◆ Exercise description ◆
Give every line from the entries that contains "peak".

◆ Supplied material ◆
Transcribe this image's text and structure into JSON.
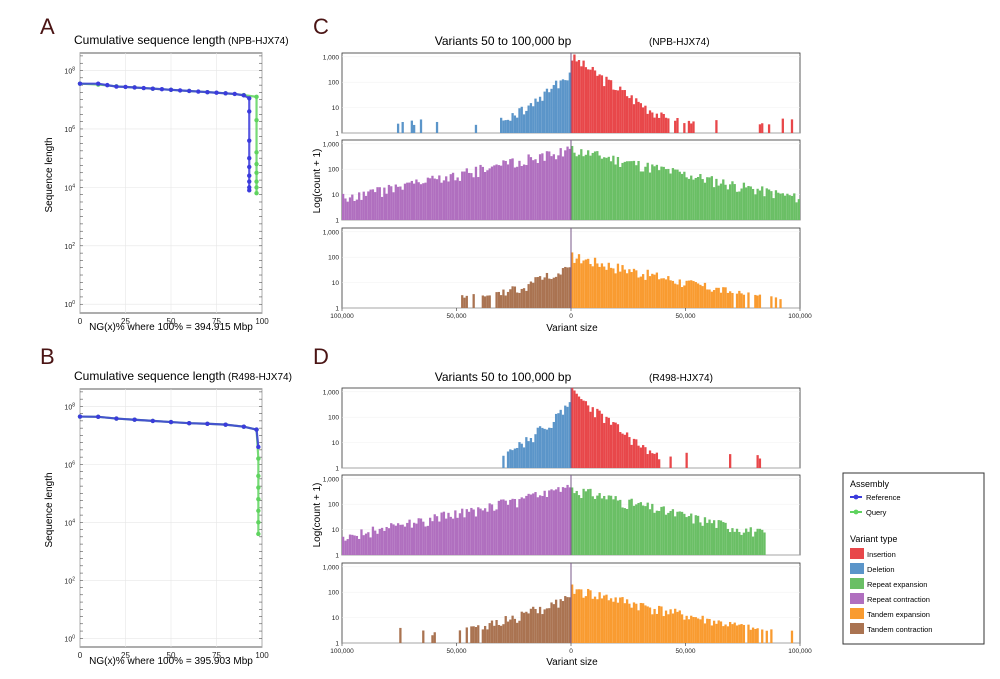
{
  "panels": {
    "A": {
      "label": "A",
      "title": "Cumulative sequence length",
      "tag": "(NPB-HJX74)",
      "xlabel": "NG(x)% where 100% = 394.915 Mbp",
      "ylabel": "Sequence length"
    },
    "B": {
      "label": "B",
      "title": "Cumulative sequence length",
      "tag": "(R498-HJX74)",
      "xlabel": "NG(x)% where 100% = 395.903 Mbp",
      "ylabel": "Sequence length"
    },
    "C": {
      "label": "C",
      "title": "Variants 50 to 100,000 bp",
      "tag": "(NPB-HJX74)",
      "xlabel": "Variant size",
      "ylabel": "Log(count + 1)"
    },
    "D": {
      "label": "D",
      "title": "Variants 50 to 100,000 bp",
      "tag": "(R498-HJX74)",
      "xlabel": "Variant size",
      "ylabel": "Log(count + 1)"
    }
  },
  "legend": {
    "assembly_title": "Assembly",
    "assembly": [
      {
        "name": "Reference",
        "color": "#3b3bdc"
      },
      {
        "name": "Query",
        "color": "#5fd35f"
      }
    ],
    "variant_title": "Variant type",
    "variants": [
      {
        "name": "Insertion",
        "color": "#e8474a"
      },
      {
        "name": "Deletion",
        "color": "#5b95c9"
      },
      {
        "name": "Repeat expansion",
        "color": "#6abf65"
      },
      {
        "name": "Repeat contraction",
        "color": "#b06fbf"
      },
      {
        "name": "Tandem expansion",
        "color": "#f99b30"
      },
      {
        "name": "Tandem contraction",
        "color": "#aa7351"
      }
    ]
  },
  "chart_data": [
    {
      "panel": "A",
      "type": "line",
      "title": "Cumulative sequence length(NPB-HJX74)",
      "xlabel": "NG(x)% where 100% = 394.915 Mbp",
      "ylabel": "Sequence length",
      "xlim": [
        0,
        100
      ],
      "ylim_log10": [
        -0.3,
        8.6
      ],
      "yscale": "log",
      "xticks": [
        "0",
        "25",
        "50",
        "75",
        "100"
      ],
      "yticks": [
        "10^0",
        "10^2",
        "10^4",
        "10^6",
        "10^8"
      ],
      "series": [
        {
          "name": "Reference",
          "color": "#3b3bdc",
          "x": [
            0,
            10,
            15,
            20,
            25,
            30,
            35,
            40,
            45,
            50,
            55,
            60,
            65,
            70,
            75,
            80,
            85,
            90,
            93,
            93,
            93,
            93,
            93,
            93,
            93,
            93,
            93
          ],
          "log10y": [
            7.55,
            7.55,
            7.5,
            7.45,
            7.44,
            7.42,
            7.4,
            7.38,
            7.36,
            7.34,
            7.32,
            7.3,
            7.28,
            7.26,
            7.24,
            7.22,
            7.2,
            7.15,
            7.05,
            6.6,
            5.6,
            5.0,
            4.7,
            4.4,
            4.2,
            4.0,
            3.9
          ]
        },
        {
          "name": "Query",
          "color": "#5fd35f",
          "x": [
            0,
            10,
            20,
            30,
            40,
            50,
            60,
            70,
            80,
            90,
            97,
            97,
            97,
            97,
            97,
            97,
            97,
            97
          ],
          "log10y": [
            7.55,
            7.52,
            7.46,
            7.42,
            7.38,
            7.34,
            7.3,
            7.26,
            7.22,
            7.16,
            7.1,
            6.3,
            5.2,
            4.8,
            4.5,
            4.2,
            4.0,
            3.8
          ]
        }
      ]
    },
    {
      "panel": "B",
      "type": "line",
      "title": "Cumulative sequence length(R498-HJX74)",
      "xlabel": "NG(x)% where 100% = 395.903 Mbp",
      "ylabel": "Sequence length",
      "xlim": [
        0,
        100
      ],
      "ylim_log10": [
        -0.3,
        8.6
      ],
      "yscale": "log",
      "xticks": [
        "0",
        "25",
        "50",
        "75",
        "100"
      ],
      "yticks": [
        "10^0",
        "10^2",
        "10^4",
        "10^6",
        "10^8"
      ],
      "series": [
        {
          "name": "Reference",
          "color": "#3b3bdc",
          "x": [
            0,
            10,
            20,
            30,
            40,
            50,
            60,
            70,
            80,
            90,
            97,
            98
          ],
          "log10y": [
            7.65,
            7.64,
            7.58,
            7.54,
            7.5,
            7.46,
            7.42,
            7.4,
            7.37,
            7.3,
            7.2,
            6.6
          ]
        },
        {
          "name": "Query",
          "color": "#5fd35f",
          "x": [
            0,
            10,
            20,
            30,
            40,
            50,
            60,
            70,
            80,
            90,
            97,
            98,
            98,
            98,
            98,
            98,
            98,
            98
          ],
          "log10y": [
            7.65,
            7.64,
            7.58,
            7.54,
            7.5,
            7.46,
            7.42,
            7.4,
            7.37,
            7.3,
            7.2,
            6.2,
            5.6,
            5.2,
            4.8,
            4.4,
            4.0,
            3.6
          ]
        }
      ]
    },
    {
      "panel": "C",
      "type": "bar",
      "title": "Variants 50 to 100,000 bp (NPB-HJX74)",
      "xlabel": "Variant size",
      "ylabel": "Log(count + 1)",
      "xlim": [
        -100000,
        100000
      ],
      "yscale": "log",
      "ylim": [
        1,
        1000
      ],
      "xticks": [
        "100,000",
        "50,000",
        "0",
        "50,000",
        "100,000"
      ],
      "yticks": [
        "1",
        "10",
        "100",
        "1,000"
      ],
      "bin_width": 1000,
      "series": [
        {
          "name": "Insertion",
          "color": "#e8474a",
          "side": "pos",
          "peak": 1100,
          "decay": 7000,
          "floor": 1,
          "limit": 100000,
          "seed": 3
        },
        {
          "name": "Deletion",
          "color": "#5b95c9",
          "side": "neg",
          "peak": 250,
          "decay": 6000,
          "floor": 1,
          "limit": 77000,
          "seed": 7
        },
        {
          "name": "Repeat expansion",
          "color": "#6abf65",
          "side": "pos",
          "peak": 650,
          "decay": 22000,
          "floor": 1,
          "limit": 100000,
          "seed": 11
        },
        {
          "name": "Repeat contraction",
          "color": "#b06fbf",
          "side": "neg",
          "peak": 650,
          "decay": 22000,
          "floor": 1,
          "limit": 100000,
          "seed": 13
        },
        {
          "name": "Tandem expansion",
          "color": "#f99b30",
          "side": "pos",
          "peak": 120,
          "decay": 20000,
          "floor": 1,
          "limit": 100000,
          "seed": 17
        },
        {
          "name": "Tandem contraction",
          "color": "#aa7351",
          "side": "neg",
          "peak": 40,
          "decay": 12000,
          "floor": 1,
          "limit": 55000,
          "seed": 19
        }
      ]
    },
    {
      "panel": "D",
      "type": "bar",
      "title": "Variants 50 to 100,000 bp (R498-HJX74)",
      "xlabel": "Variant size",
      "ylabel": "Log(count + 1)",
      "xlim": [
        -100000,
        100000
      ],
      "yscale": "log",
      "ylim": [
        1,
        1000
      ],
      "xticks": [
        "100,000",
        "50,000",
        "0",
        "50,000",
        "100,000"
      ],
      "yticks": [
        "1",
        "10",
        "100",
        "1,000"
      ],
      "bin_width": 1000,
      "series": [
        {
          "name": "Insertion",
          "color": "#e8474a",
          "side": "pos",
          "peak": 1100,
          "decay": 6000,
          "floor": 1,
          "limit": 85000,
          "seed": 23
        },
        {
          "name": "Deletion",
          "color": "#5b95c9",
          "side": "neg",
          "peak": 300,
          "decay": 6000,
          "floor": 1,
          "limit": 33000,
          "seed": 29
        },
        {
          "name": "Repeat expansion",
          "color": "#6abf65",
          "side": "pos",
          "peak": 450,
          "decay": 20000,
          "floor": 1,
          "limit": 85000,
          "seed": 31
        },
        {
          "name": "Repeat contraction",
          "color": "#b06fbf",
          "side": "neg",
          "peak": 450,
          "decay": 22000,
          "floor": 1,
          "limit": 100000,
          "seed": 37
        },
        {
          "name": "Tandem expansion",
          "color": "#f99b30",
          "side": "pos",
          "peak": 150,
          "decay": 20000,
          "floor": 1,
          "limit": 100000,
          "seed": 41
        },
        {
          "name": "Tandem contraction",
          "color": "#aa7351",
          "side": "neg",
          "peak": 60,
          "decay": 14000,
          "floor": 1,
          "limit": 75000,
          "seed": 43
        }
      ]
    }
  ]
}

◆ Answer to this problem ◆
          "peak": 1100,
          "peak": 250,
          "peak": 650,
          "peak": 650,
          "peak": 120,
          "peak": 40,
          "peak": 1100,
          "peak": 300,
          "peak": 450,
          "peak": 450,
          "peak": 150,
          "peak": 60,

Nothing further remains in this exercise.